◆ Exercise objective
Check every line for the word "compare" and give the number of lines where it occurs, nothing else.

>> start Excerpted records

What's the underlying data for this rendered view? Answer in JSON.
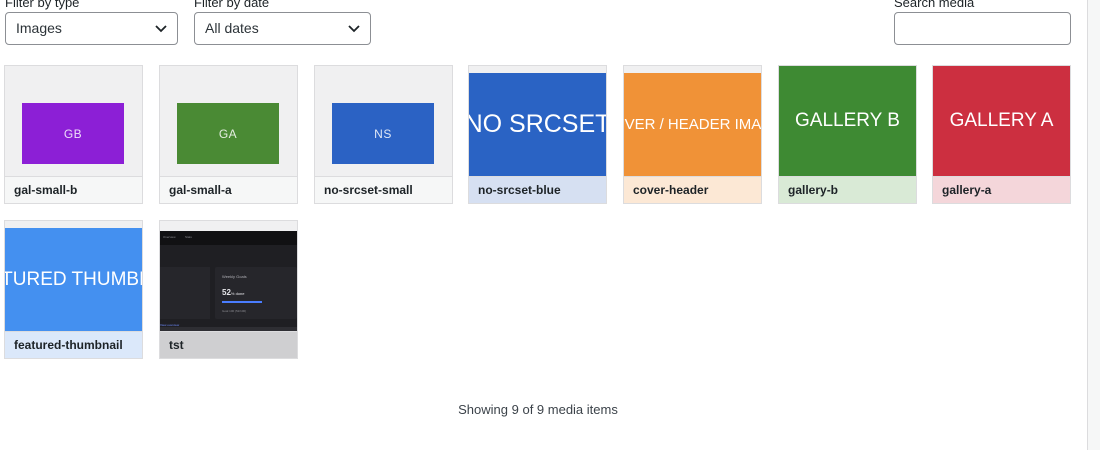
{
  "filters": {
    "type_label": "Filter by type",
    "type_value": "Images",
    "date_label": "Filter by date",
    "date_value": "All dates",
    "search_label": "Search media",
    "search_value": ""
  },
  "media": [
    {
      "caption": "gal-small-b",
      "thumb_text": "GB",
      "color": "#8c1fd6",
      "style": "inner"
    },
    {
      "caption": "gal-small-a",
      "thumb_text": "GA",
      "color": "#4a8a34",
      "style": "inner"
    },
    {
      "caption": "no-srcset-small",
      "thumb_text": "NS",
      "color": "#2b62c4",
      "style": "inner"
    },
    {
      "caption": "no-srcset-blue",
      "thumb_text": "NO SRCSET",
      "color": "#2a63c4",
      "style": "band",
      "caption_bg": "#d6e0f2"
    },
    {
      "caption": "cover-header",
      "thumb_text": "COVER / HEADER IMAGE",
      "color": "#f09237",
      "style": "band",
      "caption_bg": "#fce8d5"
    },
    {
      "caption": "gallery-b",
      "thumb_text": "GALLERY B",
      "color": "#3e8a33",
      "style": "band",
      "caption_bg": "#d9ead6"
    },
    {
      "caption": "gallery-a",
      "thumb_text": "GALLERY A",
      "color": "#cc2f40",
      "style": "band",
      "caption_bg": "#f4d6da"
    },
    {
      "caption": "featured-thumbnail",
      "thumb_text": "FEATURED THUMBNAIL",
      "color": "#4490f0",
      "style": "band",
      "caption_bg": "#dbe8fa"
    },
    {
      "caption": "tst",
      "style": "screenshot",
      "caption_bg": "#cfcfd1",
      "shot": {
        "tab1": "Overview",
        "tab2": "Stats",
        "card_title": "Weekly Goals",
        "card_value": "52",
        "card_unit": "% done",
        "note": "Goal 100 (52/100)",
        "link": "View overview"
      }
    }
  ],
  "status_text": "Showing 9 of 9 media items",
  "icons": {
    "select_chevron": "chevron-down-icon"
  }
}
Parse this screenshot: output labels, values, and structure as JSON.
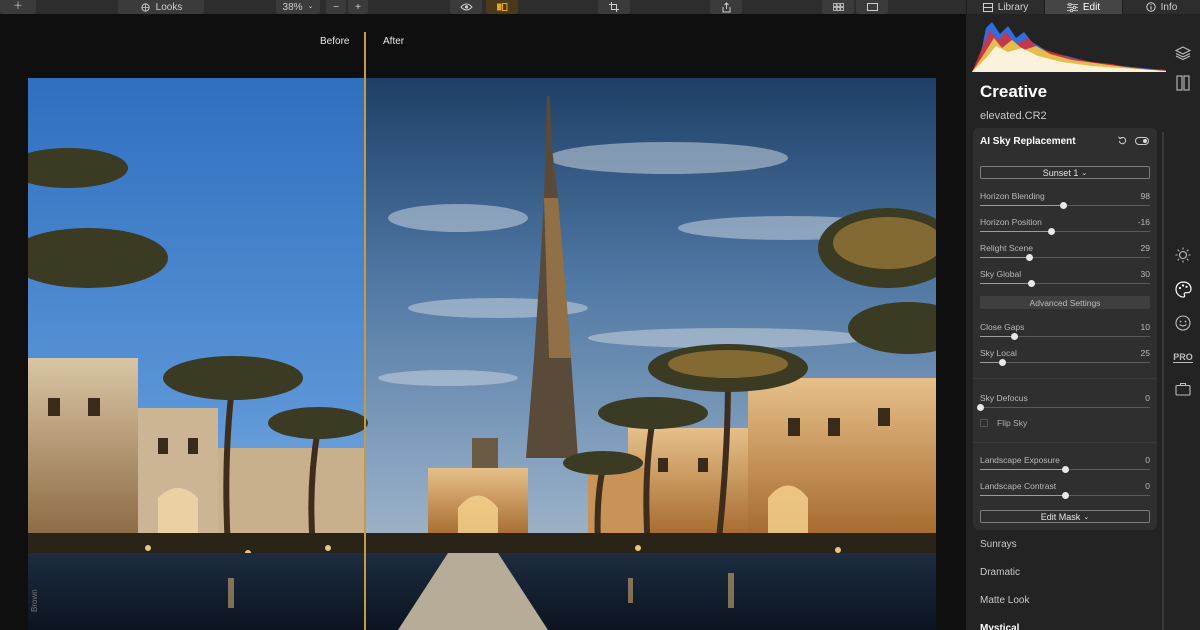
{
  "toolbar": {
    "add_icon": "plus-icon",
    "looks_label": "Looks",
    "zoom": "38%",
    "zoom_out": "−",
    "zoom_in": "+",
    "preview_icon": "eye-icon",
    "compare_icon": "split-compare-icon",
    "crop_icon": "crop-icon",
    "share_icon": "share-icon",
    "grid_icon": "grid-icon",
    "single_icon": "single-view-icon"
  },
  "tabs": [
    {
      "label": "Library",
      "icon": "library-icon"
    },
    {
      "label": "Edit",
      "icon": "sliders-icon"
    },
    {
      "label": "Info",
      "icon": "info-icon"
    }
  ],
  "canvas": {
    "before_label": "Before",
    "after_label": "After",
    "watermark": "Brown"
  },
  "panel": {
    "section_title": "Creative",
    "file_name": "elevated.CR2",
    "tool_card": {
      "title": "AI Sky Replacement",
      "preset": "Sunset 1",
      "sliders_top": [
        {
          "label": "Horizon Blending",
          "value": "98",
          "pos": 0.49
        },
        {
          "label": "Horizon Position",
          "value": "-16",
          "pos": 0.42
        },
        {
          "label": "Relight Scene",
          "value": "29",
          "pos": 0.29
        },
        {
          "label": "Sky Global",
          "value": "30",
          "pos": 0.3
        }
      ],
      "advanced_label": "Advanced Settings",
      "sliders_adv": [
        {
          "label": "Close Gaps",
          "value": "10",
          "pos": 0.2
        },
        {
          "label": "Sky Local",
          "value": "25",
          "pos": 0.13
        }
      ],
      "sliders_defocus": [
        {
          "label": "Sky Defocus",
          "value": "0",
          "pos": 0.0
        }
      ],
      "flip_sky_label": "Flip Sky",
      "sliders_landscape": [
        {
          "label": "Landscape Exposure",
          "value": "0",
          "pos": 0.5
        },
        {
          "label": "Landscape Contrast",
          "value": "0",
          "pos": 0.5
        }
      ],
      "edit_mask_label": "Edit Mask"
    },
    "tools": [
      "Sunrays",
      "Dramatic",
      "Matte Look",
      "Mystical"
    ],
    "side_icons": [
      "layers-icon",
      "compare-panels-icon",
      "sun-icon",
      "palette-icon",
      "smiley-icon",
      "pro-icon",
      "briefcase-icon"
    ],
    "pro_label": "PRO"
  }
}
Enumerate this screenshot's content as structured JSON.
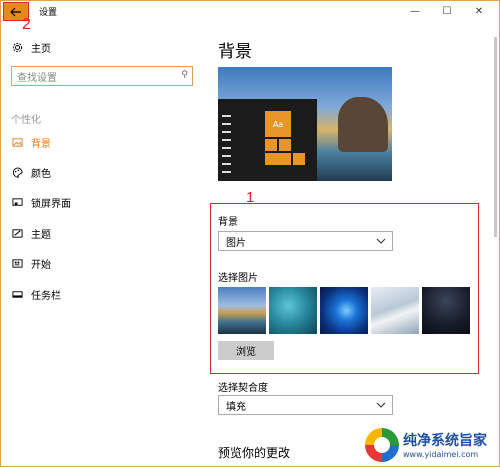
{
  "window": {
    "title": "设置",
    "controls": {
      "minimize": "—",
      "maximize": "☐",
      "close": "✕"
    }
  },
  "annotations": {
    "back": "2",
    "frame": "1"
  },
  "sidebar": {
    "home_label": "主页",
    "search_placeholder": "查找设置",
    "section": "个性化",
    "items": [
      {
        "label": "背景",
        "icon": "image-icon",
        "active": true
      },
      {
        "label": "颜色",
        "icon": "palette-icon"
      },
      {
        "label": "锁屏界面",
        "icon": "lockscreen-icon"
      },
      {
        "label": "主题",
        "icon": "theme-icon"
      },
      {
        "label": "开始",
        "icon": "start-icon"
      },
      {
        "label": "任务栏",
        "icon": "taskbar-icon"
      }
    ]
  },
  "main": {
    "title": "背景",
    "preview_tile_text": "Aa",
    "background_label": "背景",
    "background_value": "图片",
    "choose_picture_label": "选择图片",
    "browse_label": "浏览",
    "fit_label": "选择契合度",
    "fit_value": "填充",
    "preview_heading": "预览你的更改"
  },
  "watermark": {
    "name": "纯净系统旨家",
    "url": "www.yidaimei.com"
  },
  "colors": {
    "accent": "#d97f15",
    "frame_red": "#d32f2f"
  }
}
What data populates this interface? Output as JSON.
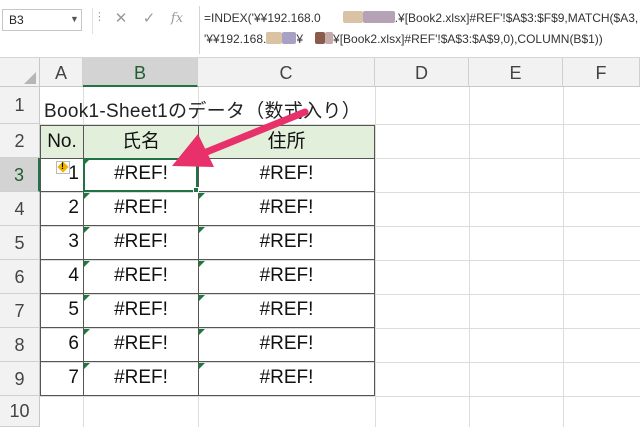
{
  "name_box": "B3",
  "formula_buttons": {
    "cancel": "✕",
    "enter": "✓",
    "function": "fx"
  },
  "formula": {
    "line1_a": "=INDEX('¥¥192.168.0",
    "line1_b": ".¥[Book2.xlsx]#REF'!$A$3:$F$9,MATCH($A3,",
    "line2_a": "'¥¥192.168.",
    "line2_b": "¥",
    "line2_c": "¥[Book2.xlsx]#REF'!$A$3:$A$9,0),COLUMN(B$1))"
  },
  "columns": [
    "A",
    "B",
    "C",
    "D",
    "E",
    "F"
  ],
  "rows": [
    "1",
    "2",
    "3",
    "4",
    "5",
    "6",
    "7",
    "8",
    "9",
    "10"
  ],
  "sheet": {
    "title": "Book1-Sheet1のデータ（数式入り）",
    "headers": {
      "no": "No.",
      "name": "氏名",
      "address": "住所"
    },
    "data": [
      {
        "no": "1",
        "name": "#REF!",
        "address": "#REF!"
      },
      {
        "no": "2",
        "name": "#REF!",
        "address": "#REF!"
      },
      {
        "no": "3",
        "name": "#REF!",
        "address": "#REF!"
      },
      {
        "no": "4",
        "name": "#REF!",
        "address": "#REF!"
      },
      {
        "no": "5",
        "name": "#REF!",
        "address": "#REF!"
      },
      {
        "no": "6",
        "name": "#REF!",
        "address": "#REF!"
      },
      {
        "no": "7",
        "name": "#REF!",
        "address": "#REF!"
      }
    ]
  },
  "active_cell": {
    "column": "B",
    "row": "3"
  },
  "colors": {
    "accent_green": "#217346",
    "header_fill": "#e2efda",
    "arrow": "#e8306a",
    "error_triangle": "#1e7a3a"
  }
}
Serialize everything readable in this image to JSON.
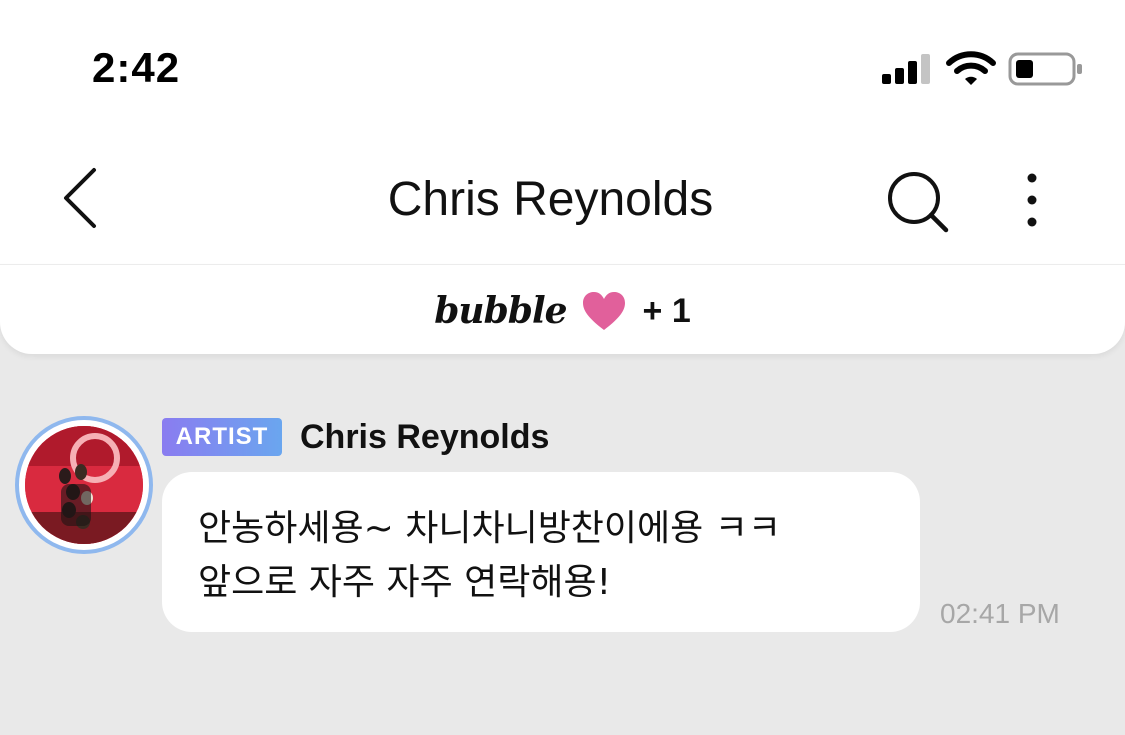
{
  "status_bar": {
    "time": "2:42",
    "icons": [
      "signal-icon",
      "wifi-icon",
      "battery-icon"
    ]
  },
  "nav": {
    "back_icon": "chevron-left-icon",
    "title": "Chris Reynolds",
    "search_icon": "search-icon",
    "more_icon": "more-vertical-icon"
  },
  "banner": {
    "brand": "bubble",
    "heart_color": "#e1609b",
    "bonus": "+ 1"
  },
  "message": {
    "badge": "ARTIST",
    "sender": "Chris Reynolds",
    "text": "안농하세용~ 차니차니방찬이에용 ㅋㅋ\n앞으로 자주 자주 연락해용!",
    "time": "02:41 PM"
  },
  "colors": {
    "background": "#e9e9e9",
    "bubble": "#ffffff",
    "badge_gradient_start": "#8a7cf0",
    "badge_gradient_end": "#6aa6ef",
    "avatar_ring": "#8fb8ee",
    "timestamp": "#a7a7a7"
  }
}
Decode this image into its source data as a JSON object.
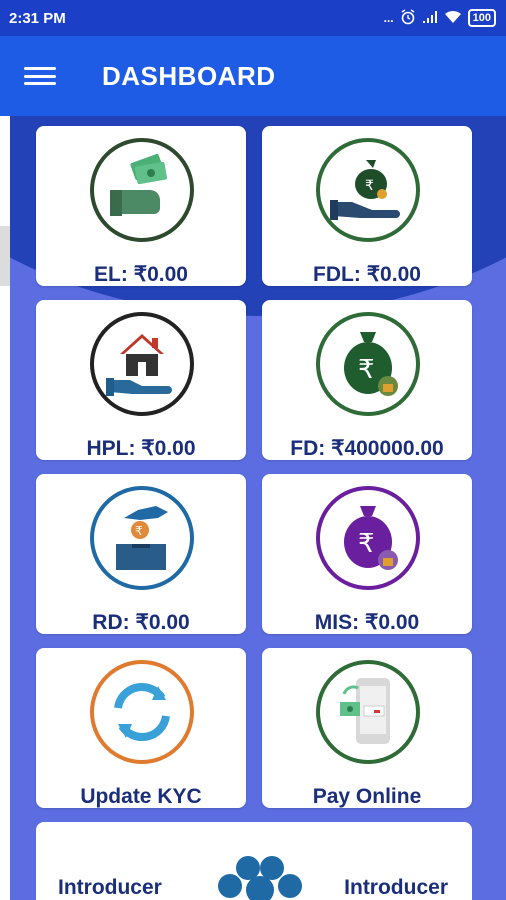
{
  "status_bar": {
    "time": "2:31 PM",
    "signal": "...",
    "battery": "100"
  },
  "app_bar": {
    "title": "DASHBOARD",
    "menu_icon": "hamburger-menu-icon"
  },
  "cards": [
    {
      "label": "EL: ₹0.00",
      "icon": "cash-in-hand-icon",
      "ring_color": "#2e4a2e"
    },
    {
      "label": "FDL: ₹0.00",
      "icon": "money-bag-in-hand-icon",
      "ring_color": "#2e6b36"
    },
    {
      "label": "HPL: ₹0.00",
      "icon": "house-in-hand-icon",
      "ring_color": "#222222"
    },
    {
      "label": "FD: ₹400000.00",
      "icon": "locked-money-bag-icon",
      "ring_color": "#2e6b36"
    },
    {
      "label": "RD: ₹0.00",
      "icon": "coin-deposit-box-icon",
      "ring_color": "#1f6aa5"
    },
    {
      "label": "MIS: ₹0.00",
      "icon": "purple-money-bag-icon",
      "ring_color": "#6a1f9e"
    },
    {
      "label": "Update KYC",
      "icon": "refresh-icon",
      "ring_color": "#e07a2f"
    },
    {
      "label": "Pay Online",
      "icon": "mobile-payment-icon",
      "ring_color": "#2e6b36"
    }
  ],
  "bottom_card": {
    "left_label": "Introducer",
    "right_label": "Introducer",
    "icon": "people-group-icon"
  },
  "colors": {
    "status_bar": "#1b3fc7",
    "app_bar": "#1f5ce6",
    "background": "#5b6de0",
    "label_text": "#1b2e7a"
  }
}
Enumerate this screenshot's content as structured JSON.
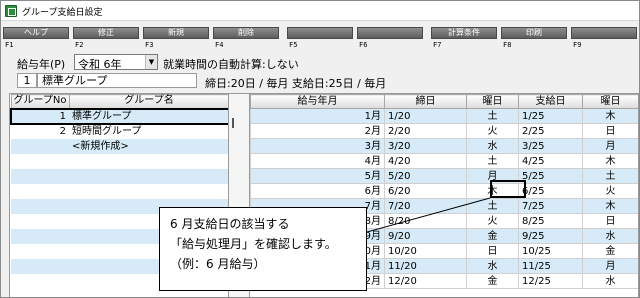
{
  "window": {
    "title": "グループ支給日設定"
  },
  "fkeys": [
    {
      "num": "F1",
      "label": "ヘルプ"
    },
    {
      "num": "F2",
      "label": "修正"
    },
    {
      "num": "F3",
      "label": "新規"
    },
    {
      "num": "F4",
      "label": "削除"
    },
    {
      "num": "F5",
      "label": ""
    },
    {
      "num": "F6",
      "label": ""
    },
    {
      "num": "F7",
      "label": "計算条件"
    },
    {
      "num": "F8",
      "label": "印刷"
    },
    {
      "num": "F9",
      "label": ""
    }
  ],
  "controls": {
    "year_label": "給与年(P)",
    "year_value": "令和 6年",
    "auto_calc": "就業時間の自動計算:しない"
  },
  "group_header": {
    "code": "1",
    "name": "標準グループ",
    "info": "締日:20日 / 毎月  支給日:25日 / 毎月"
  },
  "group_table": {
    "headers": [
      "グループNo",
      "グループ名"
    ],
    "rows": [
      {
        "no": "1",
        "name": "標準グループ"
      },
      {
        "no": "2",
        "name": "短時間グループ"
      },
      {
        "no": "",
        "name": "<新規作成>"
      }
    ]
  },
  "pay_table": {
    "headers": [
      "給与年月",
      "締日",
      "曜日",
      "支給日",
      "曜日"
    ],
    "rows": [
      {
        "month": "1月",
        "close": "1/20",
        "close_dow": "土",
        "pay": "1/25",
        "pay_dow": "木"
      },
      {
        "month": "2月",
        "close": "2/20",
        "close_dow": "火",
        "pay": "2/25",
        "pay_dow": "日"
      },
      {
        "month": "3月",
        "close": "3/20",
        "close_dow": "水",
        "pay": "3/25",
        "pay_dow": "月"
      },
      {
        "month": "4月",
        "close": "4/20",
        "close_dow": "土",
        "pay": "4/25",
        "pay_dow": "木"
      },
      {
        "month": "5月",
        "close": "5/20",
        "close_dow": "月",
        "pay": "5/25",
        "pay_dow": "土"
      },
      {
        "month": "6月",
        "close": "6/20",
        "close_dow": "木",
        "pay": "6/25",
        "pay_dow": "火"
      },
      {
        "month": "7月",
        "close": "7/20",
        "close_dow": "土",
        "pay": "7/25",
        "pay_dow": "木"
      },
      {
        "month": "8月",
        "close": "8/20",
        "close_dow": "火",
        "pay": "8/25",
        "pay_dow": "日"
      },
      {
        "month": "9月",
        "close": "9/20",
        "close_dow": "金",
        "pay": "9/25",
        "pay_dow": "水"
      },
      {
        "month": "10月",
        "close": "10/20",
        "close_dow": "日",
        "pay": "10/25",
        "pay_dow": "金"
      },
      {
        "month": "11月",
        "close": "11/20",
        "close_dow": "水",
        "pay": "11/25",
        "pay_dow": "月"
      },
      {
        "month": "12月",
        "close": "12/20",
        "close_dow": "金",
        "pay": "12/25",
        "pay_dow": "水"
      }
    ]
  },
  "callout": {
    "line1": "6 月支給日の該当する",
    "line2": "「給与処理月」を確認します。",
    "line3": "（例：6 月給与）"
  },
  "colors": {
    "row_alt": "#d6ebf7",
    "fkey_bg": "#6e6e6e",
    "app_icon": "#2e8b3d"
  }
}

>> end Excerpted records

◆ Completed task
2